[Working data start]

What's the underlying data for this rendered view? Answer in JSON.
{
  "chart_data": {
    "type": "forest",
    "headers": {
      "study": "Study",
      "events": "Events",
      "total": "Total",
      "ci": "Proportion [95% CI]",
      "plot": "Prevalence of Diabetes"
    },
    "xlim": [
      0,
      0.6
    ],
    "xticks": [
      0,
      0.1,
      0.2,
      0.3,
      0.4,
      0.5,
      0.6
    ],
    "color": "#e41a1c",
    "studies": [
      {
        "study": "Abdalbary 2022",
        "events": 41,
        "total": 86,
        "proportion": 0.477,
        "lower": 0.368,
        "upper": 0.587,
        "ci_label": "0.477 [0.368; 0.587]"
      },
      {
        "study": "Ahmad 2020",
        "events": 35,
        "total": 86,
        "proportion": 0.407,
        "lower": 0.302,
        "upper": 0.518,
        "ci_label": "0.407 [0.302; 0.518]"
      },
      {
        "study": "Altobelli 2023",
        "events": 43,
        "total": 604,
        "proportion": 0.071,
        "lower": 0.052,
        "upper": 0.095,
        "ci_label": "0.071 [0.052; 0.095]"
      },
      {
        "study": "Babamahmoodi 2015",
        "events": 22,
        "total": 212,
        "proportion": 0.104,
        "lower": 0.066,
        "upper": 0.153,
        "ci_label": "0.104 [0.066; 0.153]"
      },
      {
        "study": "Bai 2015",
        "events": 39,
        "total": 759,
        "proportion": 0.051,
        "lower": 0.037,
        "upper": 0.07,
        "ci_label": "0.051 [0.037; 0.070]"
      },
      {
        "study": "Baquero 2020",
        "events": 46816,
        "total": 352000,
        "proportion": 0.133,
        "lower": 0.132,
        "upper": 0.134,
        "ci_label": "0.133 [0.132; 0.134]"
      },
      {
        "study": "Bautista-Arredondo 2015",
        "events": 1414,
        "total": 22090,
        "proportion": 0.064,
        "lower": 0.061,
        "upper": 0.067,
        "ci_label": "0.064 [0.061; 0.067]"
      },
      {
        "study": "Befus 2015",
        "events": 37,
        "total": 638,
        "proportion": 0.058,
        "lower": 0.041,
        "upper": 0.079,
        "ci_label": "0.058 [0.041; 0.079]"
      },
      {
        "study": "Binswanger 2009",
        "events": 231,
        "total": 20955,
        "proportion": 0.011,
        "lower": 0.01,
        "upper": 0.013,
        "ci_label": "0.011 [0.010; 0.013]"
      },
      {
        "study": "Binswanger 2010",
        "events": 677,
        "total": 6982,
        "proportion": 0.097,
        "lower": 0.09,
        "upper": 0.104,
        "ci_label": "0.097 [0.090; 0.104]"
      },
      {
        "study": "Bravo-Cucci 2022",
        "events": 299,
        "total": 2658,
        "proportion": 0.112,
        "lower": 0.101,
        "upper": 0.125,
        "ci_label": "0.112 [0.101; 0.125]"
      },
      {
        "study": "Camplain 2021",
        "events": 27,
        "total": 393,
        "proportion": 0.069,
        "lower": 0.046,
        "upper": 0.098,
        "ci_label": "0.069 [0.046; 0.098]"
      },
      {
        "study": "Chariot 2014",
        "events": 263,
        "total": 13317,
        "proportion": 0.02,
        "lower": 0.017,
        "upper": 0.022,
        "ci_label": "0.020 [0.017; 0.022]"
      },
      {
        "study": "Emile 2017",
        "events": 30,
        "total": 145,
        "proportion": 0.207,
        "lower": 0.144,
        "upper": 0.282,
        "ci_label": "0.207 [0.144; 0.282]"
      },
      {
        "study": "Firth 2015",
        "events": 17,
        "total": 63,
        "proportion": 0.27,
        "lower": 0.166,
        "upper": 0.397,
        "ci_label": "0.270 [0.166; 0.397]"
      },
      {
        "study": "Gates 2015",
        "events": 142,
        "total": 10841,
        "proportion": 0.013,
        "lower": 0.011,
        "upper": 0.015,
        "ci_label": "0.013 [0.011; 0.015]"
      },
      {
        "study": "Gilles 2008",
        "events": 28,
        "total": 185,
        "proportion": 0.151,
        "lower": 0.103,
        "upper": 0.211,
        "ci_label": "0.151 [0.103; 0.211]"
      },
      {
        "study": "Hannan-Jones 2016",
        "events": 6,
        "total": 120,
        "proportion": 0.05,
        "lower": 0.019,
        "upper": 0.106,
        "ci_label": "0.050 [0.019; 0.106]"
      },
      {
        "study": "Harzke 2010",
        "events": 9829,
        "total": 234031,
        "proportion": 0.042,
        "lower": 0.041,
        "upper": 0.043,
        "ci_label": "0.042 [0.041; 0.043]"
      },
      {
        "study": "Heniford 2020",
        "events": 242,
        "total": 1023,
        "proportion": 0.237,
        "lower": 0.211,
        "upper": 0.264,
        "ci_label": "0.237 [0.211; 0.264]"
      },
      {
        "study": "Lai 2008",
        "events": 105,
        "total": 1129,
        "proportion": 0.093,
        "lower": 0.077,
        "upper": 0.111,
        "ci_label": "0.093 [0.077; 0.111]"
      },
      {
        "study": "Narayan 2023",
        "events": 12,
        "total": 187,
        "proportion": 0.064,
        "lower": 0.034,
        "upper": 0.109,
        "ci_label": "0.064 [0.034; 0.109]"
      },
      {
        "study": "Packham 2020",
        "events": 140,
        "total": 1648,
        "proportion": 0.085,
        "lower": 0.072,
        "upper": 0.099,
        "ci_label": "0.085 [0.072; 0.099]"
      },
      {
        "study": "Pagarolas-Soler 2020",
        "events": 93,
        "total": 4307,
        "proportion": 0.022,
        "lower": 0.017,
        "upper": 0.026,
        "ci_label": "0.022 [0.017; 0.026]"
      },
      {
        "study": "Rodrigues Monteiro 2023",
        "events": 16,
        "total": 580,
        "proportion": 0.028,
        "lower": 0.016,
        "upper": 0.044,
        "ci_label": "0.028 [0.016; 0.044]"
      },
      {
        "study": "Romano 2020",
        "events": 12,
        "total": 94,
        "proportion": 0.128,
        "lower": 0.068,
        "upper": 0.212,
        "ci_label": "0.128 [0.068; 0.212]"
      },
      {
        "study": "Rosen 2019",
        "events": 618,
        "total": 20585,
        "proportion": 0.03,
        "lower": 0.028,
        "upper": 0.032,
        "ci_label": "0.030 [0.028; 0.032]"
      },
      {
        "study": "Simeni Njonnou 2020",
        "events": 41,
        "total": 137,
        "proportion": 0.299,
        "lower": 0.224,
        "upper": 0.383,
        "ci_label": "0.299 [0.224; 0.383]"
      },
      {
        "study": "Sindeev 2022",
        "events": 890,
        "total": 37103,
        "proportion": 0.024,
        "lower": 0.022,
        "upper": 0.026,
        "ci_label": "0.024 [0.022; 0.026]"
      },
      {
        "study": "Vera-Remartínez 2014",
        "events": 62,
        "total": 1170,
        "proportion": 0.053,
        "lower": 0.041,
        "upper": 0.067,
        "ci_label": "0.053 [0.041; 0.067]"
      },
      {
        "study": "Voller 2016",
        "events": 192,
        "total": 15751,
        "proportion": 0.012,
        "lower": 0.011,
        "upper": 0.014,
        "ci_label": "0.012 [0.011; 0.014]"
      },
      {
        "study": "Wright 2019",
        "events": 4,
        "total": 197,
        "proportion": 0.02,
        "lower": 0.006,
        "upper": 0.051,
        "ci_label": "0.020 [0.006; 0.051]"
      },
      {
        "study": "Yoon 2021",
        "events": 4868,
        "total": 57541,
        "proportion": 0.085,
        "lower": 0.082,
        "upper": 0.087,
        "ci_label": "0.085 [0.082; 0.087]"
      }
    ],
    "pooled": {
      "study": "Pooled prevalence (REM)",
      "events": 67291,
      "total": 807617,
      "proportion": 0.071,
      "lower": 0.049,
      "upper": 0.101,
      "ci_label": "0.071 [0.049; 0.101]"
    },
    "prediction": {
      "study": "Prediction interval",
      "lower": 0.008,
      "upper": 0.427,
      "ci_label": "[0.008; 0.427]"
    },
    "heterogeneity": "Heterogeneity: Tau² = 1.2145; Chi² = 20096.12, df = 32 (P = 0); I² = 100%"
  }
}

[Working data end]

■ Problem details
Find the word "Binswanger" in the entries, and copy every line it shows up in.

■ Result of this task
        "study": "Binswanger 2009",
        "study": "Binswanger 2010",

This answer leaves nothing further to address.